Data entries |
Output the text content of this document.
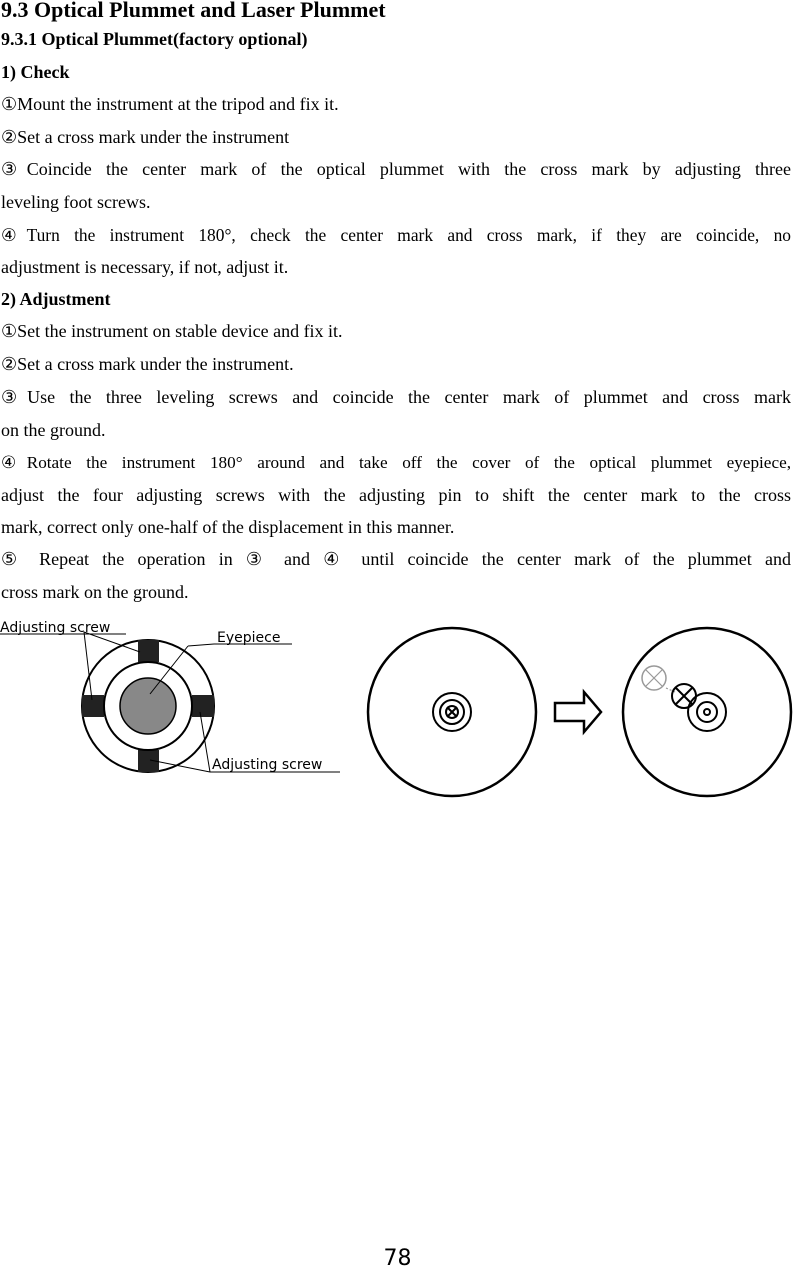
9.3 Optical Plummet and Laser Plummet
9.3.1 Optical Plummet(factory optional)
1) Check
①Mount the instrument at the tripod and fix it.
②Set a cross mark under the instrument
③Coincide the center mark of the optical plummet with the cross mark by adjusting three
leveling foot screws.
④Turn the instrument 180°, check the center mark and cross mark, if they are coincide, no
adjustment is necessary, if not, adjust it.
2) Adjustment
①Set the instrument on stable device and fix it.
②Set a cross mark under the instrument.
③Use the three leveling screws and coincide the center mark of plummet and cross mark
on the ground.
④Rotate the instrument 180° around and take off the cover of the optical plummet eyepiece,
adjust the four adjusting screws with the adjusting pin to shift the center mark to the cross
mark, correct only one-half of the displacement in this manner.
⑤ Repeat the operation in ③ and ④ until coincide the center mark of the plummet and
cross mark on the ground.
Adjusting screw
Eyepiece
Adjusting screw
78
--
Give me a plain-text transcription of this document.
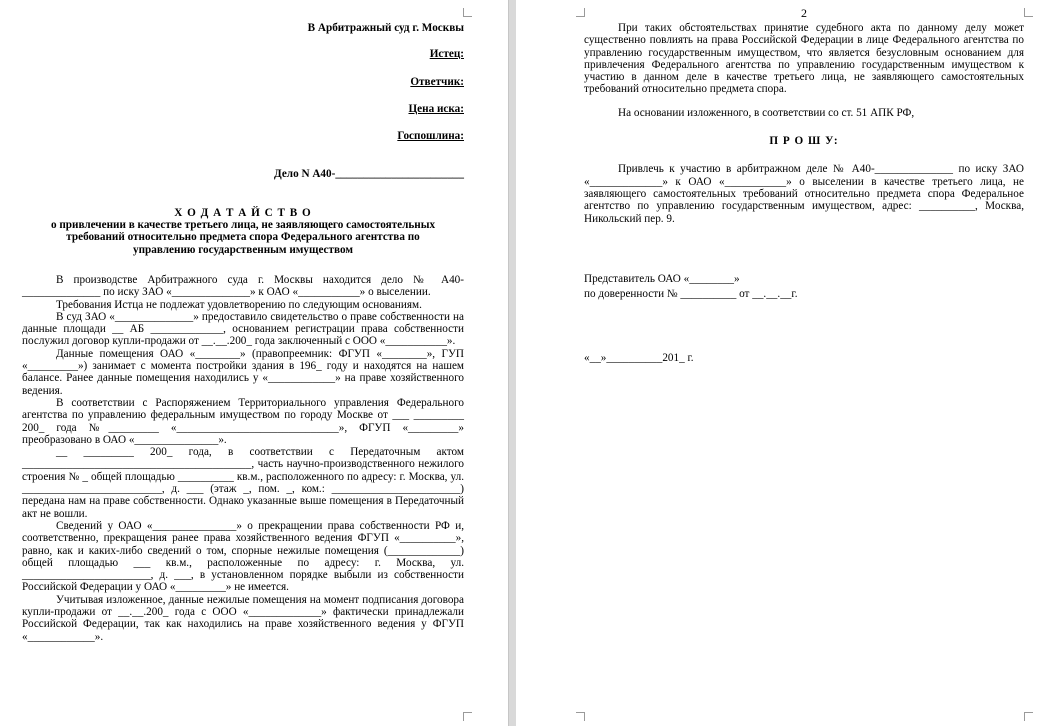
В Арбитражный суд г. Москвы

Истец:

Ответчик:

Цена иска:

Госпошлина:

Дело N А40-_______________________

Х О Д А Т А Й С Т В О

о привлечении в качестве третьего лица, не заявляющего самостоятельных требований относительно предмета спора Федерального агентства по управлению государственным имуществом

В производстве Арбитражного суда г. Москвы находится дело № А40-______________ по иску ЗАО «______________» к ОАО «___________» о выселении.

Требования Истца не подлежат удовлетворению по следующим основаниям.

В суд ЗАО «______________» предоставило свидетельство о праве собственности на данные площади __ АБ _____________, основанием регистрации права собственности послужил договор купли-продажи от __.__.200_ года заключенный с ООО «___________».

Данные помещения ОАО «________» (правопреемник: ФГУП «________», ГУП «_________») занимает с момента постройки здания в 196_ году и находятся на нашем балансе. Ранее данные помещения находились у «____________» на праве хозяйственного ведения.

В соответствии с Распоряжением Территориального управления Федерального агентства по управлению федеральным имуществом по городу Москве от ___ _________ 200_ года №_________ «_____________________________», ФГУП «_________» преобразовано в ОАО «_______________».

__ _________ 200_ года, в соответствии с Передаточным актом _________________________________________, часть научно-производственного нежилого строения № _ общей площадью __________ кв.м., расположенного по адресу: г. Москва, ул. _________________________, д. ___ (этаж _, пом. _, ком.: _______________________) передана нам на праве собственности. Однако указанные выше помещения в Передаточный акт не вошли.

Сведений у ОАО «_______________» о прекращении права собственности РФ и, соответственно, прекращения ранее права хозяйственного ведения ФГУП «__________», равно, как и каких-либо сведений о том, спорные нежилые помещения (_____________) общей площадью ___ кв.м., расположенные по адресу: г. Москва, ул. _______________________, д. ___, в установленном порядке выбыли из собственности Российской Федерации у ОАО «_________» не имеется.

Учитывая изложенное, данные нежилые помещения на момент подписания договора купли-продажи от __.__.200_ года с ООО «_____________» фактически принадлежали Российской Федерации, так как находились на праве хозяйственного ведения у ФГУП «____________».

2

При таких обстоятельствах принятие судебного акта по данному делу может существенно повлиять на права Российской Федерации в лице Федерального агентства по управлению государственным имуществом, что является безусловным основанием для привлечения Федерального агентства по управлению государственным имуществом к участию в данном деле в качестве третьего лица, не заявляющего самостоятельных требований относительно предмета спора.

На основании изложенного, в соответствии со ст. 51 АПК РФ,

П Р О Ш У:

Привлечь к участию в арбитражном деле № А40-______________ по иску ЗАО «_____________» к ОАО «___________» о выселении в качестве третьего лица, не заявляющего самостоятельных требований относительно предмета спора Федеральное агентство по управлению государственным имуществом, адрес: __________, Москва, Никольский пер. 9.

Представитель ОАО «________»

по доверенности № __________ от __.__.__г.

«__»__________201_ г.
==
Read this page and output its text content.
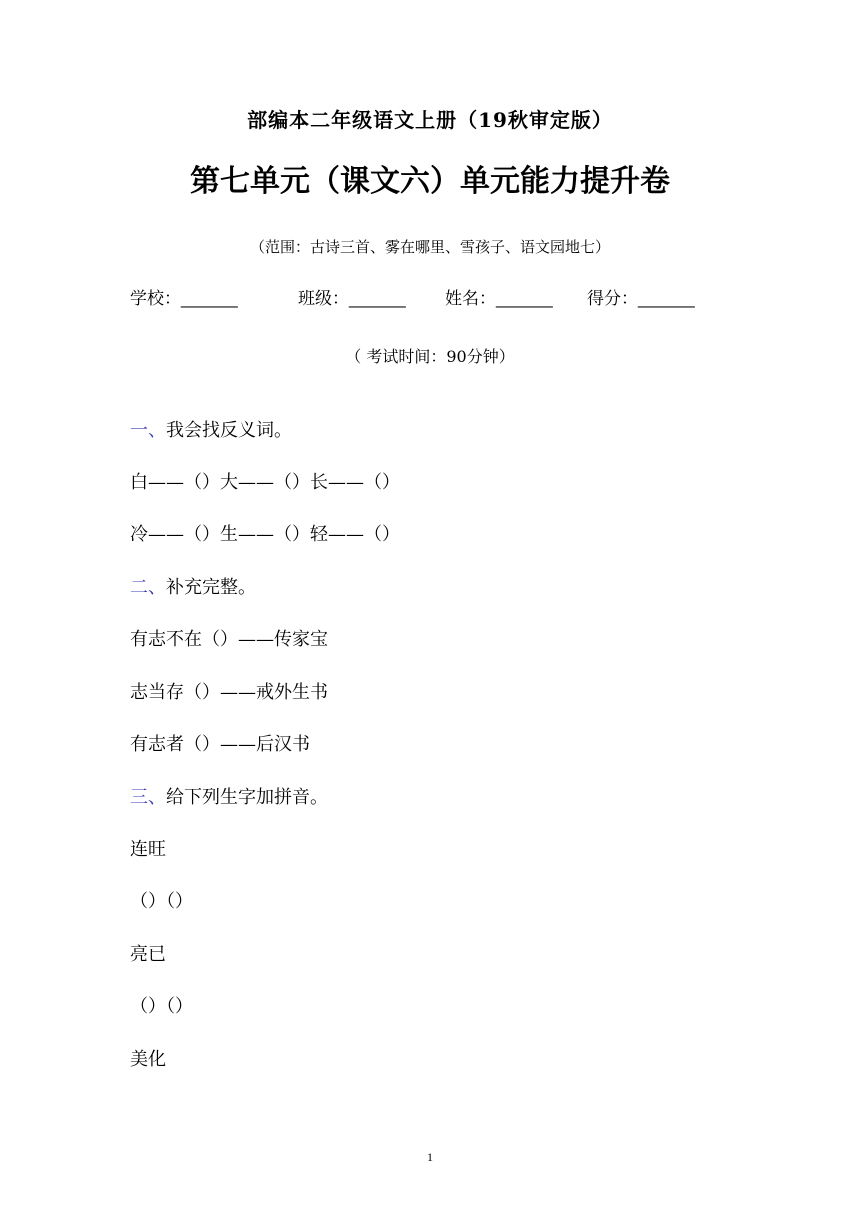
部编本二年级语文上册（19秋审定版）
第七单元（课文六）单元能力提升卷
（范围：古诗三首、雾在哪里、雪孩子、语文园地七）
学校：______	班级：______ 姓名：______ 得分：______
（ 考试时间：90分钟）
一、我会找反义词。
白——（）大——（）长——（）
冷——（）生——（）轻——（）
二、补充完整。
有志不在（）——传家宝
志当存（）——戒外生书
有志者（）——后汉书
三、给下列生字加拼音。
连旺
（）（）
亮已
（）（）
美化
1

Directions for this task | From the records above, work out how many lines contain the string "права". Give only the number.

Full output | 3